**Instructions to follow:**
Extract the data exactly, missing nothing.
-=-=-
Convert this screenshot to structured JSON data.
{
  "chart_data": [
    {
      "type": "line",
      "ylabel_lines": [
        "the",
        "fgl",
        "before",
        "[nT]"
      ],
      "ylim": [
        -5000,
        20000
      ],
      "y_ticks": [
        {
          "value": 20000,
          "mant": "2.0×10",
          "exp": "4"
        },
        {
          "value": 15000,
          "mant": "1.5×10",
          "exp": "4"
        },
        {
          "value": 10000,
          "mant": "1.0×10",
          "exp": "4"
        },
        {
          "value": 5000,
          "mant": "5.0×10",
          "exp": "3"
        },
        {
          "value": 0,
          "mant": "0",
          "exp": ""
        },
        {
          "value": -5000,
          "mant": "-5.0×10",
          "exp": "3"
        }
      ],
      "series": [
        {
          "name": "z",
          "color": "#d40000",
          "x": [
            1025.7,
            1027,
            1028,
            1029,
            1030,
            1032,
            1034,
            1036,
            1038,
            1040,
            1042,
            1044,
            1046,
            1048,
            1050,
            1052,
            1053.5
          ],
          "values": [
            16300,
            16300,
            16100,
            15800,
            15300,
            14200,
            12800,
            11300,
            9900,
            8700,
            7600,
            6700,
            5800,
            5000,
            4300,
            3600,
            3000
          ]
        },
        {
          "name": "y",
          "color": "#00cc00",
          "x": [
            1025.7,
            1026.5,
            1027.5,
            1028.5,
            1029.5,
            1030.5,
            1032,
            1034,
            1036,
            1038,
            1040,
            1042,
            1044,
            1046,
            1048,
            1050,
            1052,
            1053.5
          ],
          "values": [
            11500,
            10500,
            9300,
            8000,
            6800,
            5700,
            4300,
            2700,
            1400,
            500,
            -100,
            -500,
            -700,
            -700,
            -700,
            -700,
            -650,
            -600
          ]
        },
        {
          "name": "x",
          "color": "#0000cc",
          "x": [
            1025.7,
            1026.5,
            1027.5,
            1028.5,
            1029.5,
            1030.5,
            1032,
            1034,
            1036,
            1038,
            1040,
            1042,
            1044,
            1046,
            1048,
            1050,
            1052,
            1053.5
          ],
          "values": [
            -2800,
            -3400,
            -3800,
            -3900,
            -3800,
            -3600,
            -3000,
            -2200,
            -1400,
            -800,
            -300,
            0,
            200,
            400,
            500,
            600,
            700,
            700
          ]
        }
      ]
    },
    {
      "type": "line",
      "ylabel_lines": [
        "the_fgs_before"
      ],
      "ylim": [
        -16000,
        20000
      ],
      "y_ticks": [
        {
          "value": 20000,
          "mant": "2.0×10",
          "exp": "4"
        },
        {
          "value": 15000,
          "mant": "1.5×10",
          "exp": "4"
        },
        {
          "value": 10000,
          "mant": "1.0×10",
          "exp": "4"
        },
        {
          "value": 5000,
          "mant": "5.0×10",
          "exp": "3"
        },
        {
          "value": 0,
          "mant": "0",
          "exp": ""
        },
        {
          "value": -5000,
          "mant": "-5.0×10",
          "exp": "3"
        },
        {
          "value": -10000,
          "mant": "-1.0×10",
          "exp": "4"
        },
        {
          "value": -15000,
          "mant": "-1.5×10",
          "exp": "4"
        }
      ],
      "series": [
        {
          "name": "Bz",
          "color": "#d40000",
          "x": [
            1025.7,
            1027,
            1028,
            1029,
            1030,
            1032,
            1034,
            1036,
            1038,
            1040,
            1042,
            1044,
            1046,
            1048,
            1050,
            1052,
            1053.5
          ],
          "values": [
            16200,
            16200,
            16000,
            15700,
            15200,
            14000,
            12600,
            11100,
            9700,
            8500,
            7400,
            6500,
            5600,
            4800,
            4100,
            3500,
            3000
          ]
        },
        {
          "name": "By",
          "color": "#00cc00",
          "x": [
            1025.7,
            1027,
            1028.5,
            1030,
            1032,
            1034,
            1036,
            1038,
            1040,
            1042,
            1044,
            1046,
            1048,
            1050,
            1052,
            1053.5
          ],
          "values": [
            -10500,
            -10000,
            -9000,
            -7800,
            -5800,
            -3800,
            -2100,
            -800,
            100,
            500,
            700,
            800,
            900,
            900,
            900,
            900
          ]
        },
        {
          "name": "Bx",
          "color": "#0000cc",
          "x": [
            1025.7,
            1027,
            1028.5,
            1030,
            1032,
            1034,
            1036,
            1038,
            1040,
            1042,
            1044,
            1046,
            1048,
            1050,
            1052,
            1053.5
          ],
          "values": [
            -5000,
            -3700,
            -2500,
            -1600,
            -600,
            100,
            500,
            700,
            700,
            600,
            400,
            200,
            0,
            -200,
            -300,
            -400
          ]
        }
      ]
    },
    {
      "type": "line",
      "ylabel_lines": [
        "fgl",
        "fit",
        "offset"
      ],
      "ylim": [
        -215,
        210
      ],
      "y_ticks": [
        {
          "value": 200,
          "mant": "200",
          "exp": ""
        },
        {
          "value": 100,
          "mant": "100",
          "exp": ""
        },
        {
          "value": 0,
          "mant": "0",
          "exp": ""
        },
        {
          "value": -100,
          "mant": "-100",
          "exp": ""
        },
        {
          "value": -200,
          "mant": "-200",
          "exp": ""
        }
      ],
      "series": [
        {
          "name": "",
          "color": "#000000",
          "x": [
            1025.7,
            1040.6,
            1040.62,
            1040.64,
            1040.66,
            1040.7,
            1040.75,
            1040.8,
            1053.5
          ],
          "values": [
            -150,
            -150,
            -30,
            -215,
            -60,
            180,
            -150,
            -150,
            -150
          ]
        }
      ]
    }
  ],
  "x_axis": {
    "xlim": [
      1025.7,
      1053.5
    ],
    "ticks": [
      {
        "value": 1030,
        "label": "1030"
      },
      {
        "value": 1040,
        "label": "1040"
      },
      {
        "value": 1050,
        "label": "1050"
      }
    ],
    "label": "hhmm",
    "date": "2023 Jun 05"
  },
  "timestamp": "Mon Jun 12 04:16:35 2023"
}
-=-=-
**Exercise output:**
Convert this screenshot to structured JSON data.
{
  "chart_data": [
    {
      "type": "line",
      "ylabel_lines": [
        "the",
        "fgl",
        "before",
        "[nT]"
      ],
      "ylim": [
        -5000,
        20000
      ],
      "y_ticks": [
        {
          "value": 20000,
          "mant": "2.0×10",
          "exp": "4"
        },
        {
          "value": 15000,
          "mant": "1.5×10",
          "exp": "4"
        },
        {
          "value": 10000,
          "mant": "1.0×10",
          "exp": "4"
        },
        {
          "value": 5000,
          "mant": "5.0×10",
          "exp": "3"
        },
        {
          "value": 0,
          "mant": "0",
          "exp": ""
        },
        {
          "value": -5000,
          "mant": "-5.0×10",
          "exp": "3"
        }
      ],
      "series": [
        {
          "name": "z",
          "color": "#d40000",
          "x": [
            1025.7,
            1027,
            1028,
            1029,
            1030,
            1032,
            1034,
            1036,
            1038,
            1040,
            1042,
            1044,
            1046,
            1048,
            1050,
            1052,
            1053.5
          ],
          "values": [
            16300,
            16300,
            16100,
            15800,
            15300,
            14200,
            12800,
            11300,
            9900,
            8700,
            7600,
            6700,
            5800,
            5000,
            4300,
            3600,
            3000
          ]
        },
        {
          "name": "y",
          "color": "#00cc00",
          "x": [
            1025.7,
            1026.5,
            1027.5,
            1028.5,
            1029.5,
            1030.5,
            1032,
            1034,
            1036,
            1038,
            1040,
            1042,
            1044,
            1046,
            1048,
            1050,
            1052,
            1053.5
          ],
          "values": [
            11500,
            10500,
            9300,
            8000,
            6800,
            5700,
            4300,
            2700,
            1400,
            500,
            -100,
            -500,
            -700,
            -700,
            -700,
            -700,
            -650,
            -600
          ]
        },
        {
          "name": "x",
          "color": "#0000cc",
          "x": [
            1025.7,
            1026.5,
            1027.5,
            1028.5,
            1029.5,
            1030.5,
            1032,
            1034,
            1036,
            1038,
            1040,
            1042,
            1044,
            1046,
            1048,
            1050,
            1052,
            1053.5
          ],
          "values": [
            -2800,
            -3400,
            -3800,
            -3900,
            -3800,
            -3600,
            -3000,
            -2200,
            -1400,
            -800,
            -300,
            0,
            200,
            400,
            500,
            600,
            700,
            700
          ]
        }
      ]
    },
    {
      "type": "line",
      "ylabel_lines": [
        "the_fgs_before"
      ],
      "ylim": [
        -16000,
        20000
      ],
      "y_ticks": [
        {
          "value": 20000,
          "mant": "2.0×10",
          "exp": "4"
        },
        {
          "value": 15000,
          "mant": "1.5×10",
          "exp": "4"
        },
        {
          "value": 10000,
          "mant": "1.0×10",
          "exp": "4"
        },
        {
          "value": 5000,
          "mant": "5.0×10",
          "exp": "3"
        },
        {
          "value": 0,
          "mant": "0",
          "exp": ""
        },
        {
          "value": -5000,
          "mant": "-5.0×10",
          "exp": "3"
        },
        {
          "value": -10000,
          "mant": "-1.0×10",
          "exp": "4"
        },
        {
          "value": -15000,
          "mant": "-1.5×10",
          "exp": "4"
        }
      ],
      "series": [
        {
          "name": "Bz",
          "color": "#d40000",
          "x": [
            1025.7,
            1027,
            1028,
            1029,
            1030,
            1032,
            1034,
            1036,
            1038,
            1040,
            1042,
            1044,
            1046,
            1048,
            1050,
            1052,
            1053.5
          ],
          "values": [
            16200,
            16200,
            16000,
            15700,
            15200,
            14000,
            12600,
            11100,
            9700,
            8500,
            7400,
            6500,
            5600,
            4800,
            4100,
            3500,
            3000
          ]
        },
        {
          "name": "By",
          "color": "#00cc00",
          "x": [
            1025.7,
            1027,
            1028.5,
            1030,
            1032,
            1034,
            1036,
            1038,
            1040,
            1042,
            1044,
            1046,
            1048,
            1050,
            1052,
            1053.5
          ],
          "values": [
            -10500,
            -10000,
            -9000,
            -7800,
            -5800,
            -3800,
            -2100,
            -800,
            100,
            500,
            700,
            800,
            900,
            900,
            900,
            900
          ]
        },
        {
          "name": "Bx",
          "color": "#0000cc",
          "x": [
            1025.7,
            1027,
            1028.5,
            1030,
            1032,
            1034,
            1036,
            1038,
            1040,
            1042,
            1044,
            1046,
            1048,
            1050,
            1052,
            1053.5
          ],
          "values": [
            -5000,
            -3700,
            -2500,
            -1600,
            -600,
            100,
            500,
            700,
            700,
            600,
            400,
            200,
            0,
            -200,
            -300,
            -400
          ]
        }
      ]
    },
    {
      "type": "line",
      "ylabel_lines": [
        "fgl",
        "fit",
        "offset"
      ],
      "ylim": [
        -215,
        210
      ],
      "y_ticks": [
        {
          "value": 200,
          "mant": "200",
          "exp": ""
        },
        {
          "value": 100,
          "mant": "100",
          "exp": ""
        },
        {
          "value": 0,
          "mant": "0",
          "exp": ""
        },
        {
          "value": -100,
          "mant": "-100",
          "exp": ""
        },
        {
          "value": -200,
          "mant": "-200",
          "exp": ""
        }
      ],
      "series": [
        {
          "name": "",
          "color": "#000000",
          "x": [
            1025.7,
            1040.6,
            1040.62,
            1040.64,
            1040.66,
            1040.7,
            1040.75,
            1040.8,
            1053.5
          ],
          "values": [
            -150,
            -150,
            -30,
            -215,
            -60,
            180,
            -150,
            -150,
            -150
          ]
        }
      ]
    }
  ],
  "x_axis": {
    "xlim": [
      1025.7,
      1053.5
    ],
    "ticks": [
      {
        "value": 1030,
        "label": "1030"
      },
      {
        "value": 1040,
        "label": "1040"
      },
      {
        "value": 1050,
        "label": "1050"
      }
    ],
    "label": "hhmm",
    "date": "2023 Jun 05"
  },
  "timestamp": "Mon Jun 12 04:16:35 2023"
}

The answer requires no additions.